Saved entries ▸
** Begin **

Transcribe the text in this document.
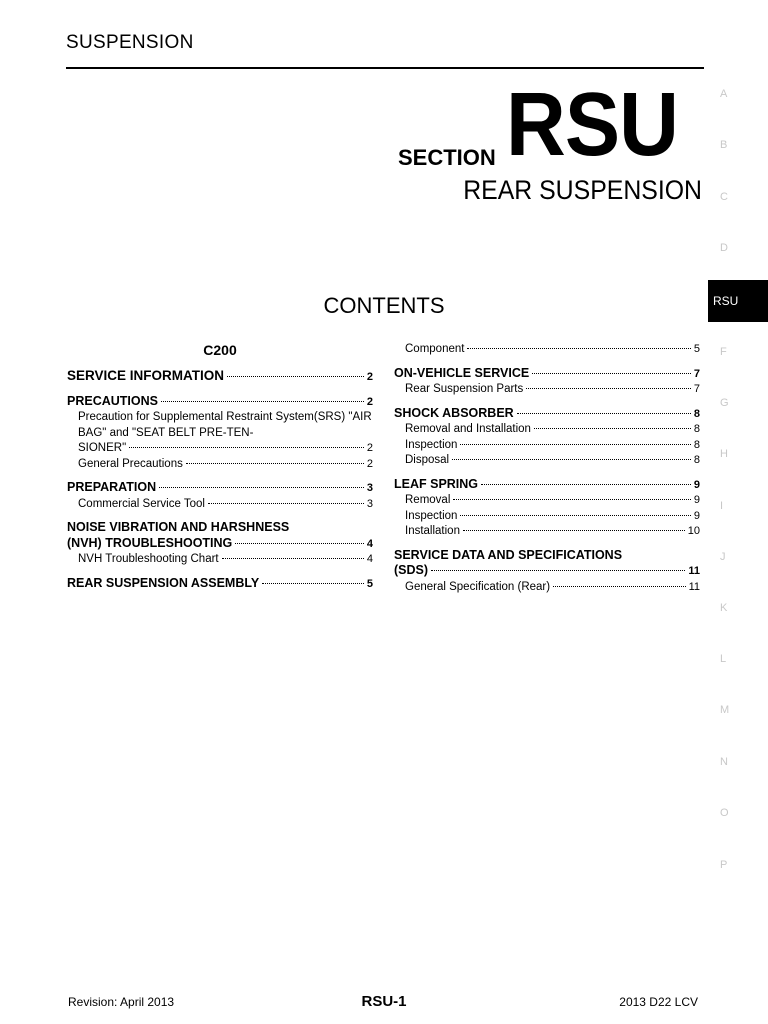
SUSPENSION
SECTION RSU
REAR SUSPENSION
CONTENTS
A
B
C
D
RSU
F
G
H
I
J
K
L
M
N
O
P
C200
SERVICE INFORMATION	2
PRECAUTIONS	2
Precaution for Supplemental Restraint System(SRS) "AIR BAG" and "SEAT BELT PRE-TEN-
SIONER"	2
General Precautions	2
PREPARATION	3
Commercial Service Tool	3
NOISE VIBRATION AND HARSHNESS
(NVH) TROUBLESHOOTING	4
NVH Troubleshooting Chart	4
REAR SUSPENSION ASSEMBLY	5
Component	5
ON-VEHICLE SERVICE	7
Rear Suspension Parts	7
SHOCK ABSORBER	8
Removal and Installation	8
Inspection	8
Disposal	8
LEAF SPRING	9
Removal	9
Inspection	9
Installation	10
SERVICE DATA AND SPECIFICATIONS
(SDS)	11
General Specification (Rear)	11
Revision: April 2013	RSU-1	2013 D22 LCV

** End **

Write the material out again exactly as it appears, dropping the pictures.

Transcribe the text in this document.
SUSPENSION
SECTION RSU
REAR SUSPENSION
CONTENTS
A
B
C
D
RSU
F
G
H
I
J
K
L
M
N
O
P
C200
SERVICE INFORMATION	2
PRECAUTIONS	2
Precaution for Supplemental Restraint System(SRS) "AIR BAG" and "SEAT BELT PRE-TEN-
SIONER"	2
General Precautions	2
PREPARATION	3
Commercial Service Tool	3
NOISE VIBRATION AND HARSHNESS
(NVH) TROUBLESHOOTING	4
NVH Troubleshooting Chart	4
REAR SUSPENSION ASSEMBLY	5
Component	5
ON-VEHICLE SERVICE	7
Rear Suspension Parts	7
SHOCK ABSORBER	8
Removal and Installation	8
Inspection	8
Disposal	8
LEAF SPRING	9
Removal	9
Inspection	9
Installation	10
SERVICE DATA AND SPECIFICATIONS
(SDS)	11
General Specification (Rear)	11
Revision: April 2013	RSU-1	2013 D22 LCV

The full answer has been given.